Stated exercise => From the entries below, extract every line that includes the word "cases".

Given data =>
------------------------
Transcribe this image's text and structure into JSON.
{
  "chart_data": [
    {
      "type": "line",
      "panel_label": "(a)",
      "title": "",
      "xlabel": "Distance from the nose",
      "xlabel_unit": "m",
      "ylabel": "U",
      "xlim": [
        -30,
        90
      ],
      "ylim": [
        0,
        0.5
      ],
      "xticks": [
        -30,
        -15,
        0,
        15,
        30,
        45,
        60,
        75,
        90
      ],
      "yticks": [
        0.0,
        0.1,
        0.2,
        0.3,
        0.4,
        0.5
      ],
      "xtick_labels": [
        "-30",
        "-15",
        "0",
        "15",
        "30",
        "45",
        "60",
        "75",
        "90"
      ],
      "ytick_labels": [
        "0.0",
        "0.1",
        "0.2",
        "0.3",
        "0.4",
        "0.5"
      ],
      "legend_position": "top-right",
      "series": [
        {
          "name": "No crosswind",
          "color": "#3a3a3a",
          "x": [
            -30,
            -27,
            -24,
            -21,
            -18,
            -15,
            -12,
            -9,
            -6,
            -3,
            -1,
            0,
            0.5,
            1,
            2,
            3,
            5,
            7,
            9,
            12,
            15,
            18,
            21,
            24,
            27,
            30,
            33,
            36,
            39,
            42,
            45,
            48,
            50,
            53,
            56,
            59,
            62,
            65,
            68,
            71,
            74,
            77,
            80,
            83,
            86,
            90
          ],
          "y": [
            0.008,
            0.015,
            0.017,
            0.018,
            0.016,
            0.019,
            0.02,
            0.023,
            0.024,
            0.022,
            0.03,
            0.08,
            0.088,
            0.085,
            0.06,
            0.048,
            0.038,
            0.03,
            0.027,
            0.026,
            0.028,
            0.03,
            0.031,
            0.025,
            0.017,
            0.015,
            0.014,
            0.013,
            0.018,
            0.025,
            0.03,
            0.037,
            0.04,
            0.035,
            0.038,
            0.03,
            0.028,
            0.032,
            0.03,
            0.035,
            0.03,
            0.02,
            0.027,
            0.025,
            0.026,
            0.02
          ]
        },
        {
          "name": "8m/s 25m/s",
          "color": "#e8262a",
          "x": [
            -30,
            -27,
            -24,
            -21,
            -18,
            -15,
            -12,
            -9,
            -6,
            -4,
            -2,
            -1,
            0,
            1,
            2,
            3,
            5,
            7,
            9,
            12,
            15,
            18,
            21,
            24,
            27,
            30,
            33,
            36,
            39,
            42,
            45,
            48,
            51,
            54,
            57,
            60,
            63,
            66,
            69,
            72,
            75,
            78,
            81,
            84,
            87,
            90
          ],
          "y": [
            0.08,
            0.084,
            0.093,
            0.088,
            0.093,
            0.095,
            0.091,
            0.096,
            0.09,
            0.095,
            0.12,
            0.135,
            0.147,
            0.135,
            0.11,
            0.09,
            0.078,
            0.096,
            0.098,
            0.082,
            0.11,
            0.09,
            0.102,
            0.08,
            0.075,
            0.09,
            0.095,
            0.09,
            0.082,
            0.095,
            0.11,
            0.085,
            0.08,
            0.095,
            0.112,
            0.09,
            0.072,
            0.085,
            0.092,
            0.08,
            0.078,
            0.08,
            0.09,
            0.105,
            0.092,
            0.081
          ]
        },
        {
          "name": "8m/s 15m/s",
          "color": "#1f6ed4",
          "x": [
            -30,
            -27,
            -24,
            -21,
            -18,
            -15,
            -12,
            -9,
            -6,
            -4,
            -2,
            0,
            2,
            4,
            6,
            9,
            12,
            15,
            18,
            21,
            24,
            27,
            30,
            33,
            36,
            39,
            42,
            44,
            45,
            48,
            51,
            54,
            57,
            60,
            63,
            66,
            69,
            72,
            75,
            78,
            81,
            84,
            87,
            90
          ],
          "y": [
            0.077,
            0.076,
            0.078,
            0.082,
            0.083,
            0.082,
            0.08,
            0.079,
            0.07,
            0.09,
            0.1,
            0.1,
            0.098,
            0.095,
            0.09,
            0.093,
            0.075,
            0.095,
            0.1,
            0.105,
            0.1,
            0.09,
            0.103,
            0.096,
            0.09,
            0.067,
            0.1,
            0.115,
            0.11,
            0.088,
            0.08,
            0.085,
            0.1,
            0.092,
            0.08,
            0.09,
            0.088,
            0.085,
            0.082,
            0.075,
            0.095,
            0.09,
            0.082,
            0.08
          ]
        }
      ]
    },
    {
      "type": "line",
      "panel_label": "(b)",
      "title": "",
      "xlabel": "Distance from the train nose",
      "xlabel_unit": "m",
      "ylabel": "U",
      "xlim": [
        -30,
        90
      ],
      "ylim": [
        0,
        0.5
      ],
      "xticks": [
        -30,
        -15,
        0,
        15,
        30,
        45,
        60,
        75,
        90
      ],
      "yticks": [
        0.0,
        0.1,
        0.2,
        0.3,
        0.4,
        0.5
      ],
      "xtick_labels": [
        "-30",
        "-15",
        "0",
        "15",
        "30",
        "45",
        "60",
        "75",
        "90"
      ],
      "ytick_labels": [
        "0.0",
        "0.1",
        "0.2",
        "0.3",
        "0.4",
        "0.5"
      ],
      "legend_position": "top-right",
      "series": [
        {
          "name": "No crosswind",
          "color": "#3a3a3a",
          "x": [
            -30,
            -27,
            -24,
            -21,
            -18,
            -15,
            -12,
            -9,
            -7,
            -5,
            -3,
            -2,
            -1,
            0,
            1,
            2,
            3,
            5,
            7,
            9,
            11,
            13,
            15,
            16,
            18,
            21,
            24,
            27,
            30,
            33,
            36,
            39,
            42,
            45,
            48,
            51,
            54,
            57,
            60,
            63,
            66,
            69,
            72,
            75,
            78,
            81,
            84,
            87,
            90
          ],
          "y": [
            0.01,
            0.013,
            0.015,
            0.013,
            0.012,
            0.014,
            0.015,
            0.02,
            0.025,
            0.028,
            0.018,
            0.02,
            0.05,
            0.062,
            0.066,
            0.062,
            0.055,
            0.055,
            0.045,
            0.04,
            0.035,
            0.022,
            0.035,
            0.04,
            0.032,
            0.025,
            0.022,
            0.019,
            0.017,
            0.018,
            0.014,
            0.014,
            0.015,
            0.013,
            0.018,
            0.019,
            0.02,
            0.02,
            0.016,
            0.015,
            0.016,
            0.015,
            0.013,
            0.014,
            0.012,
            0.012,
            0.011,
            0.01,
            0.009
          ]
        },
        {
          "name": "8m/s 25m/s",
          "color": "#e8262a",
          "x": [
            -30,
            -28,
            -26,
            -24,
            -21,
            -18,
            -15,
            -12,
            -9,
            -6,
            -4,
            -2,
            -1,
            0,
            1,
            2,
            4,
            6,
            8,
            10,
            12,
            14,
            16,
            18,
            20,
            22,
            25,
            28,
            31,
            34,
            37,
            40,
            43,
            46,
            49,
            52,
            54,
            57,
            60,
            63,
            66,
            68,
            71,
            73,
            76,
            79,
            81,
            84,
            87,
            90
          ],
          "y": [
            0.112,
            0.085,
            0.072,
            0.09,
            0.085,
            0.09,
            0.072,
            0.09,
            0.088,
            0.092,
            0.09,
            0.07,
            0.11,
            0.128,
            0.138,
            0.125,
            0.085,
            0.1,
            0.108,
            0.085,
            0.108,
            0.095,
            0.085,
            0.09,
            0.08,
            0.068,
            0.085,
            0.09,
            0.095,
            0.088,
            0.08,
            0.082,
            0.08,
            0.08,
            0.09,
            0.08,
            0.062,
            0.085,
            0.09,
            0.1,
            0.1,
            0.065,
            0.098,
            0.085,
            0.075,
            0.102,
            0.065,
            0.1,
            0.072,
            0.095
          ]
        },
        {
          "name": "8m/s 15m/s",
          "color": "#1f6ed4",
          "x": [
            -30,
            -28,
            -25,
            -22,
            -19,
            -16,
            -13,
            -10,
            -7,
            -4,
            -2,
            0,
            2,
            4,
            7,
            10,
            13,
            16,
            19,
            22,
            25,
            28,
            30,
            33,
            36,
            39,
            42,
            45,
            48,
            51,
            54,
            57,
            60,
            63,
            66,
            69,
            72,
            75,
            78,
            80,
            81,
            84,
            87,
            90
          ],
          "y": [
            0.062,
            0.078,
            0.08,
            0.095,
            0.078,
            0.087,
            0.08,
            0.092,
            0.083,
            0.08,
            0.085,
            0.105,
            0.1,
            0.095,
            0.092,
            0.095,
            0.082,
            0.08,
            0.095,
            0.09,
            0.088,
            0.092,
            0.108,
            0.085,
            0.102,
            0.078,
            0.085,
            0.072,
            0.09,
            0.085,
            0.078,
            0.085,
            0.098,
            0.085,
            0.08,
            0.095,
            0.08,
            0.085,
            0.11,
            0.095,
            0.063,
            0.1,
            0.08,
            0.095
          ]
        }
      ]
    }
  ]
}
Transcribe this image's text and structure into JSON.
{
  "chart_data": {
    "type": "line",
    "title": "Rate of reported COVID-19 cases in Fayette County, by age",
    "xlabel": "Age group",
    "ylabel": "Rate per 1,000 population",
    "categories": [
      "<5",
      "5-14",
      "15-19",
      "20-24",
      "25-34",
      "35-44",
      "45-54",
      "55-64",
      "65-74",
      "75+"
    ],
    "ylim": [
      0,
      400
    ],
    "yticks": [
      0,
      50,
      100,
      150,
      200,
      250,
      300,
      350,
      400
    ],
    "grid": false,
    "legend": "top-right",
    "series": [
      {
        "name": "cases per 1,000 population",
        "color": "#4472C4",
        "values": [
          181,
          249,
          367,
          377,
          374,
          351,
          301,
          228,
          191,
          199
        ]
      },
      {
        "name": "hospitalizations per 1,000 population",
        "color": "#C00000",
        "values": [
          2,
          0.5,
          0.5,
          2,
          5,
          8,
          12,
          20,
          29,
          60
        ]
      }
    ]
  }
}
------------------------
The reply =>
    "title": "Rate of reported COVID-19 cases in Fayette County, by age",
        "name": "cases per 1,000 population",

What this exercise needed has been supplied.